= Aim =
Every record must be repeated exactly, with no omission.

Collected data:
-*-
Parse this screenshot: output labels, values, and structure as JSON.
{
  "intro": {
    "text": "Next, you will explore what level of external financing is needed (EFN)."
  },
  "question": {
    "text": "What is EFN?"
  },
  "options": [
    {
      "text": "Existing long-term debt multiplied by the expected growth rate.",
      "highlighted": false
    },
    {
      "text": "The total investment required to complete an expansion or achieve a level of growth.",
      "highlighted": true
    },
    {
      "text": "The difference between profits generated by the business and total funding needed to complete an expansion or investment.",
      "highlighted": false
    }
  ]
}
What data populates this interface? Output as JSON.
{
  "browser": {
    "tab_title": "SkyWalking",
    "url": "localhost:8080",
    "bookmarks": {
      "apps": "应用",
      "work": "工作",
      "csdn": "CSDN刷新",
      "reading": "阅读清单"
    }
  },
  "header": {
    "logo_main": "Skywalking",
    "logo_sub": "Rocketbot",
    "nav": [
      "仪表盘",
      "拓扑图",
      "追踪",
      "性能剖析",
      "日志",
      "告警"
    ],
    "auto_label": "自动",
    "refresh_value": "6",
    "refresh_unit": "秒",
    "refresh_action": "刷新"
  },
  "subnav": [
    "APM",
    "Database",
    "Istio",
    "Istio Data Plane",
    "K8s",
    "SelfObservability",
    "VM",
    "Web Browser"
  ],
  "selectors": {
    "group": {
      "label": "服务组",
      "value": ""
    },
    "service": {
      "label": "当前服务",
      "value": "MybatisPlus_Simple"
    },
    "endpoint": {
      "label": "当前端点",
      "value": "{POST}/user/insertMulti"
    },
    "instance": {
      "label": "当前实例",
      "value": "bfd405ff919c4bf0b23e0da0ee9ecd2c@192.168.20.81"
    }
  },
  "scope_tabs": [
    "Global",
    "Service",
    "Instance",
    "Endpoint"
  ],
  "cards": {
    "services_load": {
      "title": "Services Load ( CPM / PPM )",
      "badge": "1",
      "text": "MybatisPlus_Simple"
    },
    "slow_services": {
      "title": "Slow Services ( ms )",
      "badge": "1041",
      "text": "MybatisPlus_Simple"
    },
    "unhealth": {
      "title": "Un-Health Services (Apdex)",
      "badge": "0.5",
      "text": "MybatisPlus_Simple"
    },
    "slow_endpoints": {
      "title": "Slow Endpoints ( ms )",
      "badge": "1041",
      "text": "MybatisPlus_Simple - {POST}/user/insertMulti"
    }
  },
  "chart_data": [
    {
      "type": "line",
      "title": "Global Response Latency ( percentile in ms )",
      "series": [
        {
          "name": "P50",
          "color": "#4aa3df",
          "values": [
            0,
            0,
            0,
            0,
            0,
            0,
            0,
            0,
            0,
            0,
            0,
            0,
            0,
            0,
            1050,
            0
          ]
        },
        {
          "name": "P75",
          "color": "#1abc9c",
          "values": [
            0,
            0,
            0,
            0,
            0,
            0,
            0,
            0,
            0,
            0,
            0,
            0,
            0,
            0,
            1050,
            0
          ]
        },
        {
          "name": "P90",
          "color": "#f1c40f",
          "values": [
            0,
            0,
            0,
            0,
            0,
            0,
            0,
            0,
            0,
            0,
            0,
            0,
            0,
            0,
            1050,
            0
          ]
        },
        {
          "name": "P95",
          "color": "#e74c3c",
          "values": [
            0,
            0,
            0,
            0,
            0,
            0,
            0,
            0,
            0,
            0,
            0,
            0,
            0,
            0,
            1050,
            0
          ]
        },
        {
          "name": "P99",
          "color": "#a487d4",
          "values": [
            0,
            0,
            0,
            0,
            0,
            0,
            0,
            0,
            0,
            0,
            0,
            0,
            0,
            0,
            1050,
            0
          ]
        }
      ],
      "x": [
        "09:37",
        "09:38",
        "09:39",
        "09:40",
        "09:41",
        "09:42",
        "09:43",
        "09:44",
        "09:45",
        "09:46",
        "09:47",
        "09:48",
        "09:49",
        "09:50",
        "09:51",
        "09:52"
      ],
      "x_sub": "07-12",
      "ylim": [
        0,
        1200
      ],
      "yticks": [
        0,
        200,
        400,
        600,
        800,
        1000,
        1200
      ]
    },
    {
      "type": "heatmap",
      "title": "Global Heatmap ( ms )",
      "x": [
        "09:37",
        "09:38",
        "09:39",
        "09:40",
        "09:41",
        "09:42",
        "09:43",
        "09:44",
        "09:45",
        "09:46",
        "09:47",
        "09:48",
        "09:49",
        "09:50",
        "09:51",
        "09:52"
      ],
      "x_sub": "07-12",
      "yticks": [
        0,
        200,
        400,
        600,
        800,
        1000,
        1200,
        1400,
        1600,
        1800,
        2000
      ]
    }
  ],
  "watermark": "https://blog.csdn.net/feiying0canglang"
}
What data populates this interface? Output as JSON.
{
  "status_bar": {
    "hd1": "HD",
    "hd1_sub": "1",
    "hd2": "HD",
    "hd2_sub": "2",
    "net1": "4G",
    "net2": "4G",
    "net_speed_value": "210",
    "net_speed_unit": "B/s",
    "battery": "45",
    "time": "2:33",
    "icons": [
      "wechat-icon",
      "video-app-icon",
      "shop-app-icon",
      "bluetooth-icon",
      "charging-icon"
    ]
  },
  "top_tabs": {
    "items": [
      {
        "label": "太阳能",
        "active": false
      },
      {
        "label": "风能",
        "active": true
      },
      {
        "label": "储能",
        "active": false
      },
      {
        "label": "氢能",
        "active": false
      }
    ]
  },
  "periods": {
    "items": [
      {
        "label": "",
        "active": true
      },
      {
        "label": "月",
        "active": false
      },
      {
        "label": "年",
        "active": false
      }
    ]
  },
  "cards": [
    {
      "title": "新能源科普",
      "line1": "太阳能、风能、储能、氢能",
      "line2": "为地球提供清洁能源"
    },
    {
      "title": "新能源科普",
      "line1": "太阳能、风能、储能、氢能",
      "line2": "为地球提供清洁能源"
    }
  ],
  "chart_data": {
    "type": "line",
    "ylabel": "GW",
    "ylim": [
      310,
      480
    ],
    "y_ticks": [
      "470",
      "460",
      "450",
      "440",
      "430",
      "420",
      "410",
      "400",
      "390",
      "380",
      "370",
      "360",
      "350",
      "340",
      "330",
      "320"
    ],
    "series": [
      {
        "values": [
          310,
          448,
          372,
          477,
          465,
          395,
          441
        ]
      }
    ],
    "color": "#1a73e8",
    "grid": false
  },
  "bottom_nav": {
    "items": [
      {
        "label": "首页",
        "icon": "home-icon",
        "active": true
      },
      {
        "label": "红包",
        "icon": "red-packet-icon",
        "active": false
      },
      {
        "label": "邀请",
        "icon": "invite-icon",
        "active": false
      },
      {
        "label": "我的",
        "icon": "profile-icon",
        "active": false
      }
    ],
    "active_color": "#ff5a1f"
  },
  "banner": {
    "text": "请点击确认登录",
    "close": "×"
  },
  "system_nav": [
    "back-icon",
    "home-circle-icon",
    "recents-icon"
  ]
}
-*-
= Worked solution =
Parse this screenshot: output labels, values, and structure as JSON.
{
  "intro": {
    "text": "Next, you will explore what level of external financing is needed (EFN)."
  },
  "question": {
    "text": "What is EFN?"
  },
  "options": [
    {
      "text": "Existing long-term debt multiplied by the expected growth rate.",
      "highlighted": false
    },
    {
      "text": "The total investment required to complete an expansion or achieve a level of growth.",
      "highlighted": true
    },
    {
      "text": "The difference between profits generated by the business and total funding needed to complete an expansion or investment.",
      "highlighted": false
    }
  ]
}
What data populates this interface? Output as JSON.
{
  "browser": {
    "tab_title": "SkyWalking",
    "url": "localhost:8080",
    "bookmarks": {
      "apps": "应用",
      "work": "工作",
      "csdn": "CSDN刷新",
      "reading": "阅读清单"
    }
  },
  "header": {
    "logo_main": "Skywalking",
    "logo_sub": "Rocketbot",
    "nav": [
      "仪表盘",
      "拓扑图",
      "追踪",
      "性能剖析",
      "日志",
      "告警"
    ],
    "auto_label": "自动",
    "refresh_value": "6",
    "refresh_unit": "秒",
    "refresh_action": "刷新"
  },
  "subnav": [
    "APM",
    "Database",
    "Istio",
    "Istio Data Plane",
    "K8s",
    "SelfObservability",
    "VM",
    "Web Browser"
  ],
  "selectors": {
    "group": {
      "label": "服务组",
      "value": ""
    },
    "service": {
      "label": "当前服务",
      "value": "MybatisPlus_Simple"
    },
    "endpoint": {
      "label": "当前端点",
      "value": "{POST}/user/insertMulti"
    },
    "instance": {
      "label": "当前实例",
      "value": "bfd405ff919c4bf0b23e0da0ee9ecd2c@192.168.20.81"
    }
  },
  "scope_tabs": [
    "Global",
    "Service",
    "Instance",
    "Endpoint"
  ],
  "cards": {
    "services_load": {
      "title": "Services Load ( CPM / PPM )",
      "badge": "1",
      "text": "MybatisPlus_Simple"
    },
    "slow_services": {
      "title": "Slow Services ( ms )",
      "badge": "1041",
      "text": "MybatisPlus_Simple"
    },
    "unhealth": {
      "title": "Un-Health Services (Apdex)",
      "badge": "0.5",
      "text": "MybatisPlus_Simple"
    },
    "slow_endpoints": {
      "title": "Slow Endpoints ( ms )",
      "badge": "1041",
      "text": "MybatisPlus_Simple - {POST}/user/insertMulti"
    }
  },
  "chart_data": [
    {
      "type": "line",
      "title": "Global Response Latency ( percentile in ms )",
      "series": [
        {
          "name": "P50",
          "color": "#4aa3df",
          "values": [
            0,
            0,
            0,
            0,
            0,
            0,
            0,
            0,
            0,
            0,
            0,
            0,
            0,
            0,
            1050,
            0
          ]
        },
        {
          "name": "P75",
          "color": "#1abc9c",
          "values": [
            0,
            0,
            0,
            0,
            0,
            0,
            0,
            0,
            0,
            0,
            0,
            0,
            0,
            0,
            1050,
            0
          ]
        },
        {
          "name": "P90",
          "color": "#f1c40f",
          "values": [
            0,
            0,
            0,
            0,
            0,
            0,
            0,
            0,
            0,
            0,
            0,
            0,
            0,
            0,
            1050,
            0
          ]
        },
        {
          "name": "P95",
          "color": "#e74c3c",
          "values": [
            0,
            0,
            0,
            0,
            0,
            0,
            0,
            0,
            0,
            0,
            0,
            0,
            0,
            0,
            1050,
            0
          ]
        },
        {
          "name": "P99",
          "color": "#a487d4",
          "values": [
            0,
            0,
            0,
            0,
            0,
            0,
            0,
            0,
            0,
            0,
            0,
            0,
            0,
            0,
            1050,
            0
          ]
        }
      ],
      "x": [
        "09:37",
        "09:38",
        "09:39",
        "09:40",
        "09:41",
        "09:42",
        "09:43",
        "09:44",
        "09:45",
        "09:46",
        "09:47",
        "09:48",
        "09:49",
        "09:50",
        "09:51",
        "09:52"
      ],
      "x_sub": "07-12",
      "ylim": [
        0,
        1200
      ],
      "yticks": [
        0,
        200,
        400,
        600,
        800,
        1000,
        1200
      ]
    },
    {
      "type": "heatmap",
      "title": "Global Heatmap ( ms )",
      "x": [
        "09:37",
        "09:38",
        "09:39",
        "09:40",
        "09:41",
        "09:42",
        "09:43",
        "09:44",
        "09:45",
        "09:46",
        "09:47",
        "09:48",
        "09:49",
        "09:50",
        "09:51",
        "09:52"
      ],
      "x_sub": "07-12",
      "yticks": [
        0,
        200,
        400,
        600,
        800,
        1000,
        1200,
        1400,
        1600,
        1800,
        2000
      ]
    }
  ],
  "watermark": "https://blog.csdn.net/feiying0canglang"
}
What data populates this interface? Output as JSON.
{
  "status_bar": {
    "hd1": "HD",
    "hd1_sub": "1",
    "hd2": "HD",
    "hd2_sub": "2",
    "net1": "4G",
    "net2": "4G",
    "net_speed_value": "210",
    "net_speed_unit": "B/s",
    "battery": "45",
    "time": "2:33",
    "icons": [
      "wechat-icon",
      "video-app-icon",
      "shop-app-icon",
      "bluetooth-icon",
      "charging-icon"
    ]
  },
  "top_tabs": {
    "items": [
      {
        "label": "太阳能",
        "active": false
      },
      {
        "label": "风能",
        "active": true
      },
      {
        "label": "储能",
        "active": false
      },
      {
        "label": "氢能",
        "active": false
      }
    ]
  },
  "periods": {
    "items": [
      {
        "label": "",
        "active": true
      },
      {
        "label": "月",
        "active": false
      },
      {
        "label": "年",
        "active": false
      }
    ]
  },
  "cards": [
    {
      "title": "新能源科普",
      "line1": "太阳能、风能、储能、氢能",
      "line2": "为地球提供清洁能源"
    },
    {
      "title": "新能源科普",
      "line1": "太阳能、风能、储能、氢能",
      "line2": "为地球提供清洁能源"
    }
  ],
  "chart_data": {
    "type": "line",
    "ylabel": "GW",
    "ylim": [
      310,
      480
    ],
    "y_ticks": [
      "470",
      "460",
      "450",
      "440",
      "430",
      "420",
      "410",
      "400",
      "390",
      "380",
      "370",
      "360",
      "350",
      "340",
      "330",
      "320"
    ],
    "series": [
      {
        "values": [
          310,
          448,
          372,
          477,
          465,
          395,
          441
        ]
      }
    ],
    "color": "#1a73e8",
    "grid": false
  },
  "bottom_nav": {
    "items": [
      {
        "label": "首页",
        "icon": "home-icon",
        "active": true
      },
      {
        "label": "红包",
        "icon": "red-packet-icon",
        "active": false
      },
      {
        "label": "邀请",
        "icon": "invite-icon",
        "active": false
      },
      {
        "label": "我的",
        "icon": "profile-icon",
        "active": false
      }
    ],
    "active_color": "#ff5a1f"
  },
  "banner": {
    "text": "请点击确认登录",
    "close": "×"
  },
  "system_nav": [
    "back-icon",
    "home-circle-icon",
    "recents-icon"
  ]
}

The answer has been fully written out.